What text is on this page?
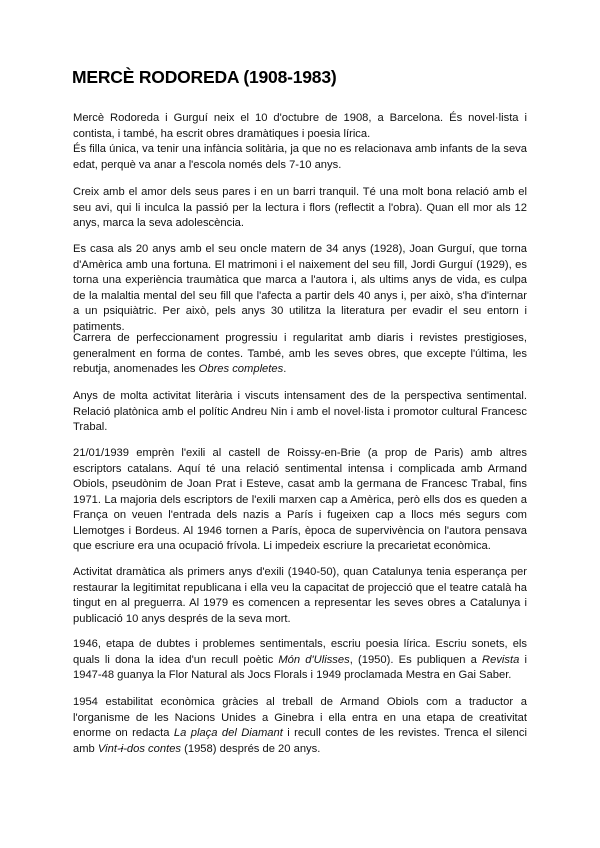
MERCÈ RODOREDA (1908-1983)

Mercè Rodoreda i Gurguí neix el 10 d'octubre de 1908, a Barcelona. És novel·lista i contista, i també, ha escrit obres dramàtiques i poesia lírica.
És filla única, va tenir una infància solitària, ja que no es relacionava amb infants de la seva edat, perquè va anar a l'escola només dels 7-10 anys.

Creix amb el amor dels seus pares i en un barri tranquil. Té una molt bona relació amb el seu avi, qui li inculca la passió per la lectura i flors (reflectit a l'obra). Quan ell mor als 12 anys, marca la seva adolescència.

Es casa als 20 anys amb el seu oncle matern de 34 anys (1928), Joan Gurguí, que torna d'Amèrica amb una fortuna. El matrimoni i el naixement del seu fill, Jordi Gurguí (1929), es torna una experiència traumàtica que marca a l'autora i, als ultims anys de vida, es culpa de la malaltia mental del seu fill que l'afecta a partir dels 40 anys i, per això, s'ha d'internar a un psiquiàtric. Per això, pels anys 30 utilitza la literatura per evadir el seu entorn i patiments.

Carrera de perfeccionament progressiu i regularitat amb diaris i revistes prestigioses, generalment en forma de contes. També, amb les seves obres, que excepte l'última, les rebutja, anomenades les Obres completes.

Anys de molta activitat literària i viscuts intensament des de la perspectiva sentimental. Relació platònica amb el polític Andreu Nin i amb el novel·lista i promotor cultural Francesc Trabal.

21/01/1939 emprèn l'exili al castell de Roissy-en-Brie (a prop de Paris) amb altres escriptors catalans. Aquí té una relació sentimental intensa i complicada amb Armand Obiols, pseudònim de Joan Prat i Esteve, casat amb la germana de Francesc Trabal, fins 1971. La majoria dels escriptors de l'exili marxen cap a Amèrica, però ells dos es queden a França on veuen l'entrada dels nazis a París i fugeixen cap a llocs més segurs com Llemotges i Bordeus. Al 1946 tornen a París, època de supervivència on l'autora pensava que escriure era una ocupació frívola. Li impedeix escriure la precarietat econòmica.

Activitat dramàtica als primers anys d'exili (1940-50), quan Catalunya tenia esperança per restaurar la legitimitat republicana i ella veu la capacitat de projecció que el teatre català ha tingut en al preguerra. Al 1979 es comencen a representar les seves obres a Catalunya i publicació 10 anys després de la seva mort.

1946, etapa de dubtes i problemes sentimentals, escriu poesia lírica. Escriu sonets, els quals li dona la idea d'un recull poètic Món d'Ulisses, (1950). Es publiquen a Revista i 1947-48 guanya la Flor Natural als Jocs Florals i 1949 proclamada Mestra en Gai Saber.

1954 estabilitat econòmica gràcies al treball de Armand Obiols com a traductor a l'organisme de les Nacions Unides a Ginebra i ella entra en una etapa de creativitat enorme on redacta La plaça del Diamant i recull contes de les revistes. Trenca el silenci amb Vint-i-dos contes (1958) després de 20 anys.
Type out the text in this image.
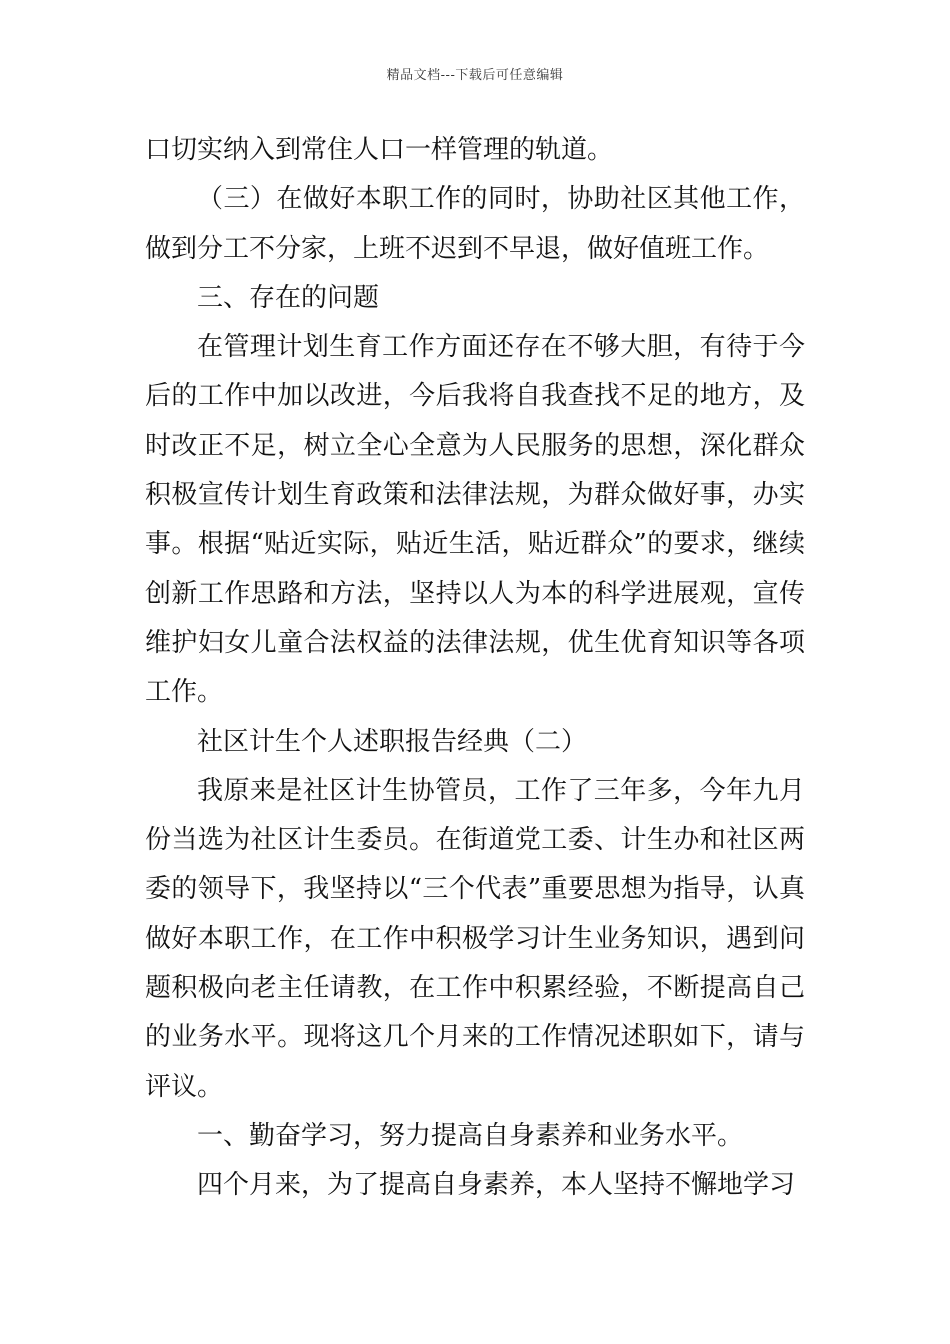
精品文档---下载后可任意编辑

口切实纳入到常住人口一样管理的轨道。

（三）在做好本职工作的同时，协助社区其他工作，做到分工不分家，上班不迟到不早退，做好值班工作。

三、存在的问题

在管理计划生育工作方面还存在不够大胆，有待于今后的工作中加以改进，今后我将自我查找不足的地方，及时改正不足，树立全心全意为人民服务的思想，深化群众积极宣传计划生育政策和法律法规，为群众做好事，办实事。根据“贴近实际，贴近生活，贴近群众”的要求，继续创新工作思路和方法，坚持以人为本的科学进展观，宣传维护妇女儿童合法权益的法律法规，优生优育知识等各项工作。

社区计生个人述职报告经典（二）

我原来是社区计生协管员，工作了三年多，今年九月份当选为社区计生委员。在街道党工委、计生办和社区两委的领导下，我坚持以“三个代表”重要思想为指导，认真做好本职工作，在工作中积极学习计生业务知识，遇到问题积极向老主任请教，在工作中积累经验，不断提高自己的业务水平。现将这几个月来的工作情况述职如下，请与评议。

一、勤奋学习，努力提高自身素养和业务水平。

四个月来，为了提高自身素养，本人坚持不懈地学习
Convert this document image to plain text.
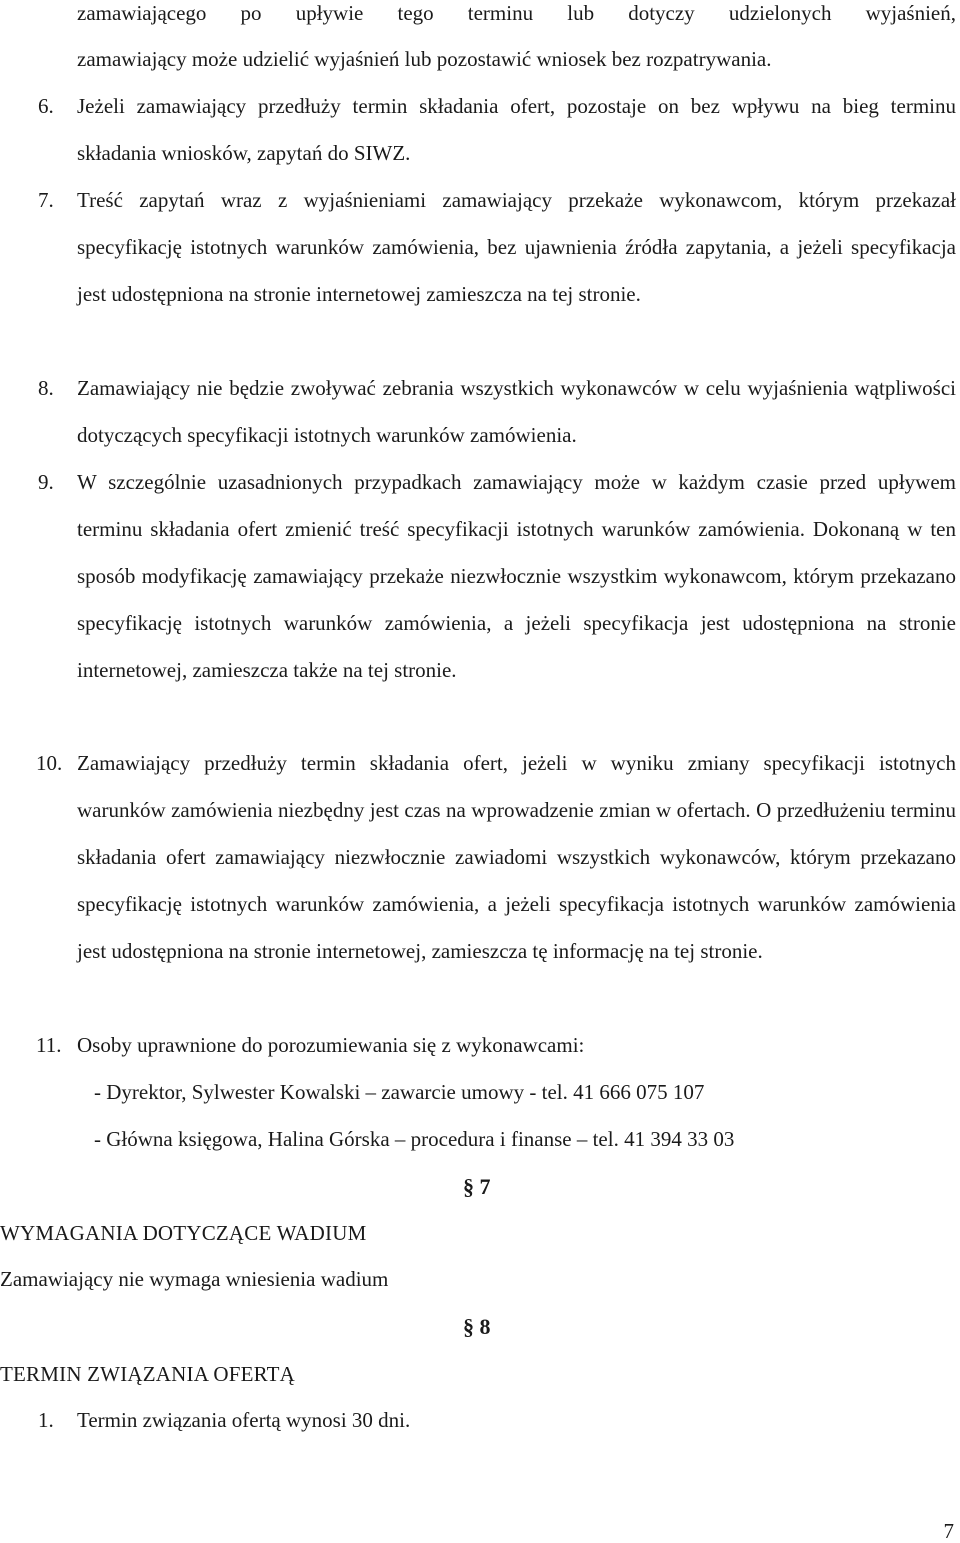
zamawiającego po upływie tego terminu lub dotyczy udzielonych wyjaśnień,
zamawiający może udzielić wyjaśnień lub pozostawić wniosek bez rozpatrywania.
6. Jeżeli zamawiający przedłuży termin składania ofert, pozostaje on bez wpływu na bieg terminu składania wniosków, zapytań do SIWZ.
7. Treść zapytań wraz z wyjaśnieniami zamawiający przekaże wykonawcom, którym przekazał specyfikację istotnych warunków zamówienia, bez ujawnienia źródła zapytania, a jeżeli specyfikacja jest udostępniona na stronie internetowej zamieszcza na tej stronie.
8. Zamawiający nie będzie zwoływać zebrania wszystkich wykonawców w celu wyjaśnienia wątpliwości dotyczących specyfikacji istotnych warunków zamówienia.
9. W szczególnie uzasadnionych przypadkach zamawiający może w każdym czasie przed upływem terminu składania ofert zmienić treść specyfikacji istotnych warunków zamówienia. Dokonaną w ten sposób modyfikację zamawiający przekaże niezwłocznie wszystkim wykonawcom, którym przekazano specyfikację istotnych warunków zamówienia, a jeżeli specyfikacja jest udostępniona na stronie internetowej, zamieszcza także na tej stronie.
10. Zamawiający przedłuży termin składania ofert, jeżeli w wyniku zmiany specyfikacji istotnych warunków zamówienia niezbędny jest czas na wprowadzenie zmian w ofertach. O przedłużeniu terminu składania ofert zamawiający niezwłocznie zawiadomi wszystkich wykonawców, którym przekazano specyfikację istotnych warunków zamówienia, a jeżeli specyfikacja istotnych warunków zamówienia jest udostępniona na stronie internetowej, zamieszcza tę informację na tej stronie.
11. Osoby uprawnione do porozumiewania się z wykonawcami:
- Dyrektor, Sylwester Kowalski – zawarcie umowy - tel. 41 666 075 107
- Główna księgowa, Halina Górska – procedura i finanse – tel. 41 394 33 03
§ 7
WYMAGANIA DOTYCZĄCE WADIUM
Zamawiający nie wymaga wniesienia wadium
§ 8
TERMIN ZWIĄZANIA OFERTĄ
1. Termin związania ofertą wynosi 30 dni.
7
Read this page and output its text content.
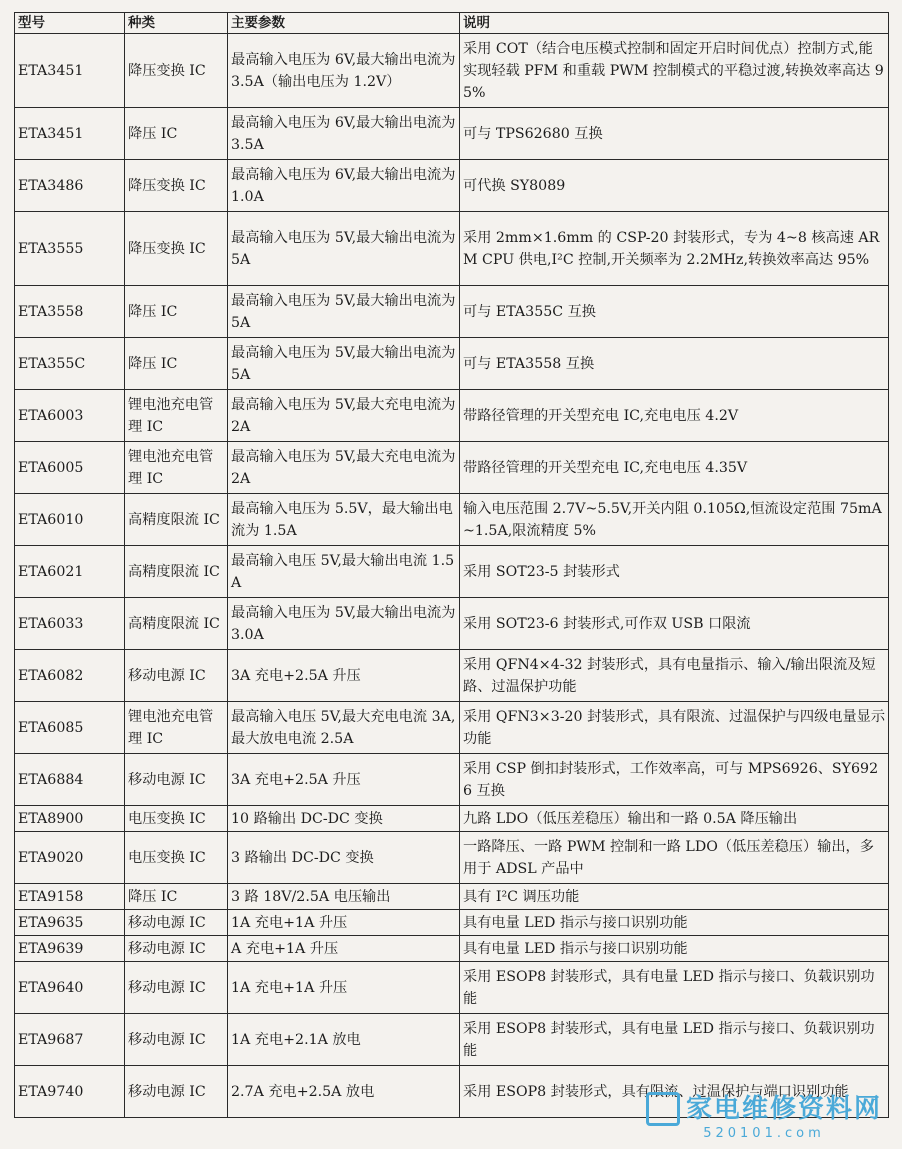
型号	种类	主要参数	说明
ETA3451	降压变换 IC	最高输入电压为 6V,最大输出电流为 3.5A（输出电压为 1.2V）	采用 COT（结合电压模式控制和固定开启时间优点）控制方式,能实现轻载 PFM 和重载 PWM 控制模式的平稳过渡,转换效率高达 95%
ETA3451	降压 IC	最高输入电压为 6V,最大输出电流为 3.5A	可与 TPS62680 互换
ETA3486	降压变换 IC	最高输入电压为 6V,最大输出电流为 1.0A	可代换 SY8089
ETA3555	降压变换 IC	最高输入电压为 5V,最大输出电流为 5A	采用 2mm×1.6mm 的 CSP-20 封装形式，专为 4~8 核高速 ARM CPU 供电,I²C 控制,开关频率为 2.2MHz,转换效率高达 95%
ETA3558	降压 IC	最高输入电压为 5V,最大输出电流为 5A	可与 ETA355C 互换
ETA355C	降压 IC	最高输入电压为 5V,最大输出电流为 5A	可与 ETA3558 互换
ETA6003	锂电池充电管理 IC	最高输入电压为 5V,最大充电电流为 2A	带路径管理的开关型充电 IC,充电电压 4.2V
ETA6005	锂电池充电管理 IC	最高输入电压为 5V,最大充电电流为 2A	带路径管理的开关型充电 IC,充电电压 4.35V
ETA6010	高精度限流 IC	最高输入电压为 5.5V，最大输出电流为 1.5A	输入电压范围 2.7V~5.5V,开关内阻 0.105Ω,恒流设定范围 75mA~1.5A,限流精度 5%
ETA6021	高精度限流 IC	最高输入电压 5V,最大输出电流 1.5A	采用 SOT23-5 封装形式
ETA6033	高精度限流 IC	最高输入电压为 5V,最大输出电流为 3.0A	采用 SOT23-6 封装形式,可作双 USB 口限流
ETA6082	移动电源 IC	3A 充电+2.5A 升压	采用 QFN4×4-32 封装形式，具有电量指示、输入/输出限流及短路、过温保护功能
ETA6085	锂电池充电管理 IC	最高输入电压 5V,最大充电电流 3A,最大放电电流 2.5A	采用 QFN3×3-20 封装形式，具有限流、过温保护与四级电量显示功能
ETA6884	移动电源 IC	3A 充电+2.5A 升压	采用 CSP 倒扣封装形式，工作效率高，可与 MPS6926、SY6926 互换
ETA8900	电压变换 IC	10 路输出 DC-DC 变换	九路 LDO（低压差稳压）输出和一路 0.5A 降压输出
ETA9020	电压变换 IC	3 路输出 DC-DC 变换	一路降压、一路 PWM 控制和一路 LDO（低压差稳压）输出，多用于 ADSL 产品中
ETA9158	降压 IC	3 路 18V/2.5A 电压输出	具有 I²C 调压功能
ETA9635	移动电源 IC	1A 充电+1A 升压	具有电量 LED 指示与接口识别功能
ETA9639	移动电源 IC	A 充电+1A 升压	具有电量 LED 指示与接口识别功能
ETA9640	移动电源 IC	1A 充电+1A 升压	采用 ESOP8 封装形式，具有电量 LED 指示与接口、负载识别功能
ETA9687	移动电源 IC	1A 充电+2.1A 放电	采用 ESOP8 封装形式，具有电量 LED 指示与接口、负载识别功能
ETA9740	移动电源 IC	2.7A 充电+2.5A 放电	采用 ESOP8 封装形式，具有限流、过温保护与端口识别功能
家电维修资料网
520101.com
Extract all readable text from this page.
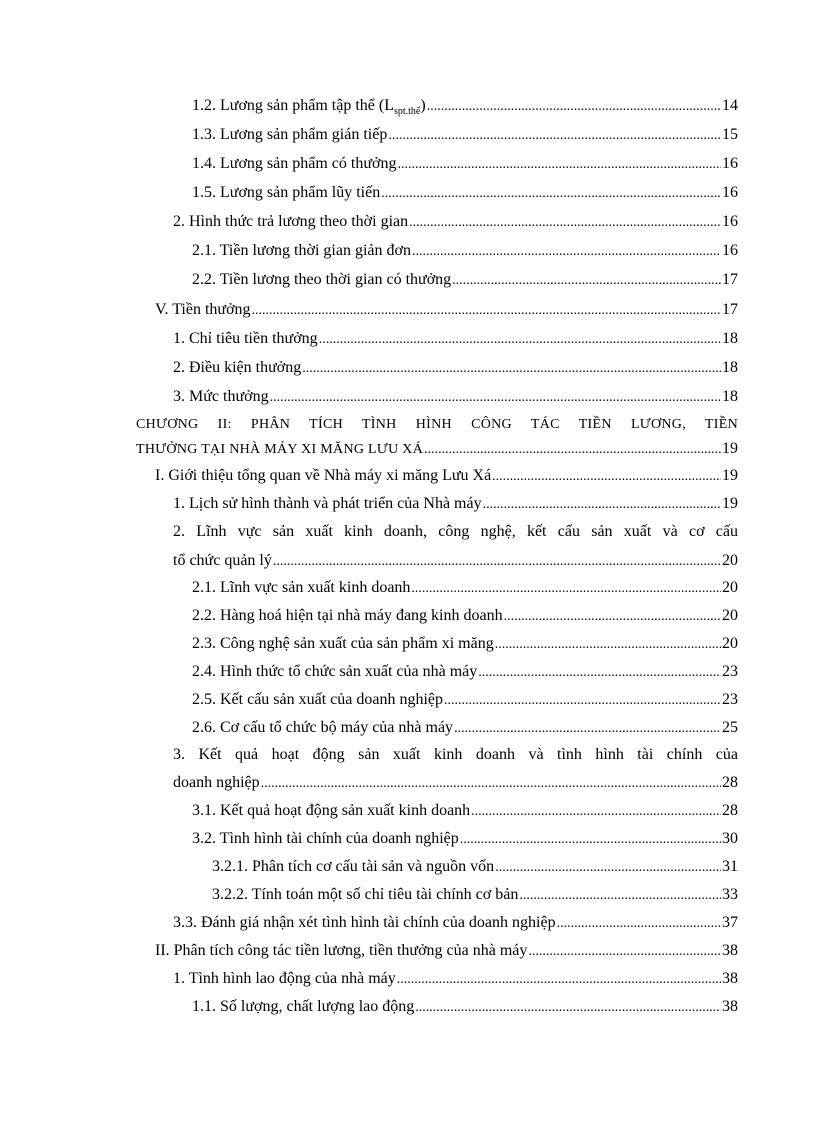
1.2. Lương sản phẩm tập thể $(L_{spt.thể})$ .....	14
1.3. Lương sản phẩm gián tiếp .....	15
1.4. Lương sản phẩm có thưởng .....	16
1.5. Lương sản phẩm lũy tiến .....	16
2. Hình thức trả lương theo thời gian .....	16
2.1. Tiền lương thời gian giản đơn .....	16
2.2. Tiền lương theo thời gian có thưởng .....	17
V. Tiền thưởng .....	17
1. Chỉ tiêu tiền thưởng .....	18
2. Điều kiện thưởng .....	18
3. Mức thưởng .....	18
CHƯƠNG II: PHÂN TÍCH TÌNH HÌNH CÔNG TÁC TIỀN LƯƠNG, TIỀN
THƯỞNG TẠI NHÀ MÁY XI MĂNG LƯU XÁ .....	19
I. Giới thiệu tổng quan về Nhà máy xi măng Lưu Xá .....	19
1. Lịch sử hình thành và phát triển của Nhà máy .....	19
2. Lĩnh vực sản xuất kinh doanh, công nghệ, kết cấu sản xuất và cơ cấu
tổ chức quản lý .....	20
2.1. Lĩnh vực sản xuất kinh doanh .....	20
2.2. Hàng hoá hiện tại nhà máy đang kinh doanh .....	20
2.3. Công nghệ sản xuất của sản phẩm xi măng .....	20
2.4. Hình thức tổ chức sản xuất của nhà máy .....	23
2.5. Kết cấu sản xuất của doanh nghiệp .....	23
2.6. Cơ cấu tổ chức bộ máy của nhà máy .....	25
3. Kết quả hoạt động sản xuất kinh doanh và tình hình tài chính của
doanh nghiệp .....	28
3.1. Kết quả hoạt động sản xuất kinh doanh .....	28
3.2. Tình hình tài chính của doanh nghiệp .....	30
3.2.1. Phân tích cơ cấu tài sản và nguồn vốn .....	31
3.2.2. Tính toán một số chỉ tiêu tài chính cơ bản .....	33
3.3. Đánh giá nhận xét tình hình tài chính của doanh nghiệp .....	37
II. Phân tích công tác tiền lương, tiền thưởng của nhà máy .....	38
1. Tình hình lao động của nhà máy .....	38
1.1. Số lượng, chất lượng lao động .....	38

## [WORK TO DO]
Go through the listing above and return every line where the word "etapa" occurs.

## [WORKED ANSWER]
1946, etapa de dubtes i problemes sentimentals, escriu poesia lírica. Escriu sonets, els quals li dona la idea d'un recull poètic Món d'Ulisses, (1950). Es publiquen a Revista i 1947-48 guanya la Flor Natural als Jocs Florals i 1949 proclamada Mestra en Gai Saber.
1954 estabilitat econòmica gràcies al treball de Armand Obiols com a traductor a l'organisme de les Nacions Unides a Ginebra i ella entra en una etapa de creativitat enorme on redacta La plaça del Diamant i recull contes de les revistes. Trenca el silenci amb Vint-i-dos contes (1958) després de 20 anys.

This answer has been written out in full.